§ AIM:
What lines of the data include the string "JSON"? Copy them all.

§ RECORDS SUPPLIED:
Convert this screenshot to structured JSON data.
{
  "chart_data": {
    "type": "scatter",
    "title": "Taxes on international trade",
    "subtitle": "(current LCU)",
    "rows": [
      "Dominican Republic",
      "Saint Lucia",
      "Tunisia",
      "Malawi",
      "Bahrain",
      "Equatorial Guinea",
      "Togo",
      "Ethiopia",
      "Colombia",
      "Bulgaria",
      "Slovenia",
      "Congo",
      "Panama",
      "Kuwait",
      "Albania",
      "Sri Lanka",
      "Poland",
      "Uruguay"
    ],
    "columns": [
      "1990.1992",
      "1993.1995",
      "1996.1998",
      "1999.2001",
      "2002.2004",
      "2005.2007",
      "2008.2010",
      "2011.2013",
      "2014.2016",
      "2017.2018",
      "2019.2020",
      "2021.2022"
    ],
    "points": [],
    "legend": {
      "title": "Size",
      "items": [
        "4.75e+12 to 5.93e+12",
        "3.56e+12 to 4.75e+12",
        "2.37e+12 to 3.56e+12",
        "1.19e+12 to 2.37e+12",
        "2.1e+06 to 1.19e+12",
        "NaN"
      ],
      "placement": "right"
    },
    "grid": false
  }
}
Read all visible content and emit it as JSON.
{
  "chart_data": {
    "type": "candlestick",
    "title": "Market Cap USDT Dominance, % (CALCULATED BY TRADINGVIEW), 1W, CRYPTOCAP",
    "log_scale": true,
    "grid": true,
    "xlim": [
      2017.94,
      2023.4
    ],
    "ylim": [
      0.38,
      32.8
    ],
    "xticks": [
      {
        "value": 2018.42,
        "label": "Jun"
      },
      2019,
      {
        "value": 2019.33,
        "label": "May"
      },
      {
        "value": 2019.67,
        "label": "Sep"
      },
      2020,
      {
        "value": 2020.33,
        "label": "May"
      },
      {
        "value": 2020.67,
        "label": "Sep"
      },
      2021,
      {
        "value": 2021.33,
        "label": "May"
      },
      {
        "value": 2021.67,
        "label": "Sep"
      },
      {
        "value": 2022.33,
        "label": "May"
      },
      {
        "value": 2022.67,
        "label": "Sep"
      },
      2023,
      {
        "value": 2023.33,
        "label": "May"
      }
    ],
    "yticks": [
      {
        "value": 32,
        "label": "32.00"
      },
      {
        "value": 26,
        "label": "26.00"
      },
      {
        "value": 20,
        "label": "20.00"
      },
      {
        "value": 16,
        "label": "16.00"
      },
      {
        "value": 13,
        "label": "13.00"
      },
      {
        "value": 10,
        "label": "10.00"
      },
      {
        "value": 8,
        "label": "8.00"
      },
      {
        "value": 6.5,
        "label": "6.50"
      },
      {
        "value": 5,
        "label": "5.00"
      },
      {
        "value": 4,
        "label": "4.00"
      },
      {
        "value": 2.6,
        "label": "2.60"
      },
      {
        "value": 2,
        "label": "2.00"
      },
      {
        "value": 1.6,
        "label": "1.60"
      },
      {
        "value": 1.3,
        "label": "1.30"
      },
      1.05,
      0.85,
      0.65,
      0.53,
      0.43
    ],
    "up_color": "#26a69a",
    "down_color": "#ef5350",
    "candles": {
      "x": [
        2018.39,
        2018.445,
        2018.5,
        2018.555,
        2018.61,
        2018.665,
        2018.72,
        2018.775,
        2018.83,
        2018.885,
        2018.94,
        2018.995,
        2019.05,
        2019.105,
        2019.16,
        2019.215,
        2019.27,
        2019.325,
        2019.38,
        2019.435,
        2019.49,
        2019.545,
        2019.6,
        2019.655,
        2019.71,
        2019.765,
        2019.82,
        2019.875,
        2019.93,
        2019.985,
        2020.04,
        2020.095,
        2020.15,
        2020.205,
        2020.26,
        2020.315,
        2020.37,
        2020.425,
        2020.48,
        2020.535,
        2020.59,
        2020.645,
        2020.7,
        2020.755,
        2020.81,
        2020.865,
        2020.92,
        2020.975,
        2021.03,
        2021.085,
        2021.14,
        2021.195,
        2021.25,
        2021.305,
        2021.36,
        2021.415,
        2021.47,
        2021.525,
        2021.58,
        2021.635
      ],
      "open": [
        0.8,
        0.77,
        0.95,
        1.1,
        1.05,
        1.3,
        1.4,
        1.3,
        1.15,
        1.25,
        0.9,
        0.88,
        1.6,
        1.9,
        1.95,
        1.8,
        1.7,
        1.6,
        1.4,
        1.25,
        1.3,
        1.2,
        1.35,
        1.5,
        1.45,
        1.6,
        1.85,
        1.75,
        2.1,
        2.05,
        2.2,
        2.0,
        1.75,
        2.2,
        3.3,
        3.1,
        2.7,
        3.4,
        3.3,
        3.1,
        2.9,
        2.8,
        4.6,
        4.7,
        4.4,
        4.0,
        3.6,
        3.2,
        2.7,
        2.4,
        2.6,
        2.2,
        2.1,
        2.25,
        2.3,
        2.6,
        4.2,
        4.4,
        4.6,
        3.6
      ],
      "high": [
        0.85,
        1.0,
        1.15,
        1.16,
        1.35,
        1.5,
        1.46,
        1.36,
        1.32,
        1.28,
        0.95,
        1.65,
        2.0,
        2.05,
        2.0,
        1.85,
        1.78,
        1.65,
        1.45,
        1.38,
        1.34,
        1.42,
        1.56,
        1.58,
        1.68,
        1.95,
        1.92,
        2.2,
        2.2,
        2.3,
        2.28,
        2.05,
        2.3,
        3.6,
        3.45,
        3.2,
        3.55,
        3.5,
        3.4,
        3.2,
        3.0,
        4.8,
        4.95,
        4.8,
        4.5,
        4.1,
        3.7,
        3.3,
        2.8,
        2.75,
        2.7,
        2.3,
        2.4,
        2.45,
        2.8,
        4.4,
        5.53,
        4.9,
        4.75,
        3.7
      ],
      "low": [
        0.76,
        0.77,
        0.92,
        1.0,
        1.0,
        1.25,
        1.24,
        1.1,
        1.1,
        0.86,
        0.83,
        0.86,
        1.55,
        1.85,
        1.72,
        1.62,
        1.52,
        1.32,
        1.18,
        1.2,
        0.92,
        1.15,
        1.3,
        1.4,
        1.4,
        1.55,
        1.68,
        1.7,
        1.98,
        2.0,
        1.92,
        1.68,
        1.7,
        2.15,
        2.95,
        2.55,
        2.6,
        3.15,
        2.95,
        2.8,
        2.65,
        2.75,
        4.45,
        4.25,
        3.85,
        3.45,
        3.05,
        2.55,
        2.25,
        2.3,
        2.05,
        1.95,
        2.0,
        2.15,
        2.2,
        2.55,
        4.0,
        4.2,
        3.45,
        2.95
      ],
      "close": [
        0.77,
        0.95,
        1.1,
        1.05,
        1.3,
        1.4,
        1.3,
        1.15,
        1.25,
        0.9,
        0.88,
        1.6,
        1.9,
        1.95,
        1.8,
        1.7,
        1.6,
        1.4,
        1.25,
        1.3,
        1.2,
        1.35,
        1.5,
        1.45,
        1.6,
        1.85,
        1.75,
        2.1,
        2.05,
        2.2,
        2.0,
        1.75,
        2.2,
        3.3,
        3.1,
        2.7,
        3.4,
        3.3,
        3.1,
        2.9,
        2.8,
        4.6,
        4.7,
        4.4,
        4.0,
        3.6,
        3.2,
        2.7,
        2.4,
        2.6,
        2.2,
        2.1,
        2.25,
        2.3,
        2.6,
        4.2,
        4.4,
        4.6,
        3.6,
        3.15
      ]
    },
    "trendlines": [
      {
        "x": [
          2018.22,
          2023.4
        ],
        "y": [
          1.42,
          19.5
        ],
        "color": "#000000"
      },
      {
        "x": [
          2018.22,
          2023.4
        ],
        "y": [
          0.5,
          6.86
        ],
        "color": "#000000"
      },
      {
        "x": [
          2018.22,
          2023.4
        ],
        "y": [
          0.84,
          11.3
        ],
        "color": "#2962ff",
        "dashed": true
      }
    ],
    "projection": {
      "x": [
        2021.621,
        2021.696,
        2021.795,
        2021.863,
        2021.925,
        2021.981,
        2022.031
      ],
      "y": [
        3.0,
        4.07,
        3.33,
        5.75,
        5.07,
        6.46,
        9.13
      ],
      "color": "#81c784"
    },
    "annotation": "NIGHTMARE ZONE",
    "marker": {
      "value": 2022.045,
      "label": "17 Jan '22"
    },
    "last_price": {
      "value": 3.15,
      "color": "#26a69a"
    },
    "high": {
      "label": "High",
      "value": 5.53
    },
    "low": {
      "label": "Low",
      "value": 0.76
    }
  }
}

§ REPLY TO THE TASK:
Convert this screenshot to structured JSON data.
Read all visible content and emit it as JSON.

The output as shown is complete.